Stored data:
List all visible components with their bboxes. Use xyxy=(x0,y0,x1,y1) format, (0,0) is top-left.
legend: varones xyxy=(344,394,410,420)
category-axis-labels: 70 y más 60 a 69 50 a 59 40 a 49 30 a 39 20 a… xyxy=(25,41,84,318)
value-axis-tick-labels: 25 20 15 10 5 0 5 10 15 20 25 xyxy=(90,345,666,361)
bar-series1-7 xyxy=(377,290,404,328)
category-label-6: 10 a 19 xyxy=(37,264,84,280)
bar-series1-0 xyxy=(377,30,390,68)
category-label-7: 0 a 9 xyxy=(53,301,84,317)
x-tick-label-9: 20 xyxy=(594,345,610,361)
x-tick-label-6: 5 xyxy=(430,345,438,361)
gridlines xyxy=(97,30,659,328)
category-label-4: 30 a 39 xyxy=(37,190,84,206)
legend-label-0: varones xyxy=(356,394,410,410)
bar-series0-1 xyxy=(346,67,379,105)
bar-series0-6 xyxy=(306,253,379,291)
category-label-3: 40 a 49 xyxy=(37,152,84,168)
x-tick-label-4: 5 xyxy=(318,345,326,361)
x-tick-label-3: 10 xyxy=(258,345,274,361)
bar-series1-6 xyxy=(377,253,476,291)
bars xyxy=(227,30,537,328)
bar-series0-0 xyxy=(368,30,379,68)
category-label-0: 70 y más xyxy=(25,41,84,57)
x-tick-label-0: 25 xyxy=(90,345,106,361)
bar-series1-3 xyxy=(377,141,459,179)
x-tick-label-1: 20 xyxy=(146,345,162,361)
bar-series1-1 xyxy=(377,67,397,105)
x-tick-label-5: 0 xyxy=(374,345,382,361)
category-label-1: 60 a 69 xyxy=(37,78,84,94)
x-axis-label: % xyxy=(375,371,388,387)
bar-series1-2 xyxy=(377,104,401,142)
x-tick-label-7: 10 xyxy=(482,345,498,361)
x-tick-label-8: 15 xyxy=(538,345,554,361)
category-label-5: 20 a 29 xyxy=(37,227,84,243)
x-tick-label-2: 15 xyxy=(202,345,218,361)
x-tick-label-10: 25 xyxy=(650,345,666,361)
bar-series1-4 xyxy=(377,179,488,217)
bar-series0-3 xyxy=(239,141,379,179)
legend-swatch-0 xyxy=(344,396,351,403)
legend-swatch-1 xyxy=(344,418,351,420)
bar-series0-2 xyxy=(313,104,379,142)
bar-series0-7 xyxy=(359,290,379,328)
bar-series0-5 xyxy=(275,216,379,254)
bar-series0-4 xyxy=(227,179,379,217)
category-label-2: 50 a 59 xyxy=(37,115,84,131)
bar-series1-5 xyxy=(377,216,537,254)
==
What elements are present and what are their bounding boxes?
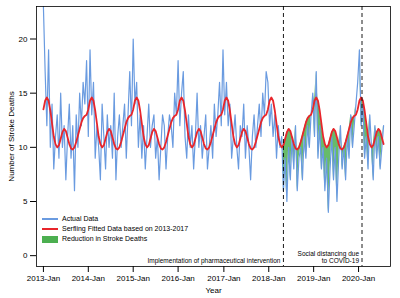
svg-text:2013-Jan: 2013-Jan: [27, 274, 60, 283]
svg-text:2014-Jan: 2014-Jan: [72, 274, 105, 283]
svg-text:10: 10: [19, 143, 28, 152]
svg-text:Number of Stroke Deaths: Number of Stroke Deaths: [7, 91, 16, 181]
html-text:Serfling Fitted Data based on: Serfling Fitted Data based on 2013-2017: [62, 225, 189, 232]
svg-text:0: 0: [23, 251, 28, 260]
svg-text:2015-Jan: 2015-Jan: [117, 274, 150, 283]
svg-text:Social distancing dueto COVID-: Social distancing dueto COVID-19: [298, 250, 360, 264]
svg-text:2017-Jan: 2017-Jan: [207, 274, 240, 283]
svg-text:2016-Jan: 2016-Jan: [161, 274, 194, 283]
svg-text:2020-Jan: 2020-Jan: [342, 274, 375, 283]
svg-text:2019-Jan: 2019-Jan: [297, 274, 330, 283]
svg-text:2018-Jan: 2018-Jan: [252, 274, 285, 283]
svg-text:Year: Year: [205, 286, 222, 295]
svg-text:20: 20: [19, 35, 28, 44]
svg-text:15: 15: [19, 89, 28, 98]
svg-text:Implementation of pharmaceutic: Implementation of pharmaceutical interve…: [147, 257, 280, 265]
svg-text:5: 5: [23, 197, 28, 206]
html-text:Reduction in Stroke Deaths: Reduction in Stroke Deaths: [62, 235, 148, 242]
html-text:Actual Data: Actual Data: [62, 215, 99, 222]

Requirement:
Please rewrite the records starting with the line containing "List all visible" and going on through the line containing "bar-series0-5 xyxy=(275,216,379,254)", changing "varones" to "hombres" and leaving everything else unchanged.

Exercise output:
List all visible components with their bboxes. Use xyxy=(x0,y0,x1,y1) format, (0,0) is top-left.
legend: hombres xyxy=(344,394,410,420)
category-axis-labels: 70 y más 60 a 69 50 a 59 40 a 49 30 a 39 20 a… xyxy=(25,41,84,318)
value-axis-tick-labels: 25 20 15 10 5 0 5 10 15 20 25 xyxy=(90,345,666,361)
bar-series1-7 xyxy=(377,290,404,328)
category-label-6: 10 a 19 xyxy=(37,264,84,280)
bar-series1-0 xyxy=(377,30,390,68)
category-label-7: 0 a 9 xyxy=(53,301,84,317)
x-tick-label-9: 20 xyxy=(594,345,610,361)
x-tick-label-6: 5 xyxy=(430,345,438,361)
gridlines xyxy=(97,30,659,328)
category-label-4: 30 a 39 xyxy=(37,190,84,206)
legend-label-0: hombres xyxy=(356,394,410,410)
bar-series0-1 xyxy=(346,67,379,105)
bar-series0-6 xyxy=(306,253,379,291)
category-label-3: 40 a 49 xyxy=(37,152,84,168)
x-tick-label-4: 5 xyxy=(318,345,326,361)
x-tick-label-3: 10 xyxy=(258,345,274,361)
bar-series1-6 xyxy=(377,253,476,291)
bars xyxy=(227,30,537,328)
bar-series0-0 xyxy=(368,30,379,68)
category-label-0: 70 y más xyxy=(25,41,84,57)
x-tick-label-0: 25 xyxy=(90,345,106,361)
bar-series1-3 xyxy=(377,141,459,179)
x-tick-label-1: 20 xyxy=(146,345,162,361)
bar-series1-1 xyxy=(377,67,397,105)
x-tick-label-5: 0 xyxy=(374,345,382,361)
category-label-1: 60 a 69 xyxy=(37,78,84,94)
x-axis-label: % xyxy=(375,371,388,387)
bar-series1-2 xyxy=(377,104,401,142)
x-tick-label-7: 10 xyxy=(482,345,498,361)
x-tick-label-8: 15 xyxy=(538,345,554,361)
category-label-5: 20 a 29 xyxy=(37,227,84,243)
x-tick-label-2: 15 xyxy=(202,345,218,361)
x-tick-label-10: 25 xyxy=(650,345,666,361)
bar-series1-4 xyxy=(377,179,488,217)
bar-series0-3 xyxy=(239,141,379,179)
legend-swatch-0 xyxy=(344,396,351,403)
legend-swatch-1 xyxy=(344,418,351,420)
bar-series0-2 xyxy=(313,104,379,142)
bar-series0-7 xyxy=(359,290,379,328)
bar-series0-5 xyxy=(275,216,379,254)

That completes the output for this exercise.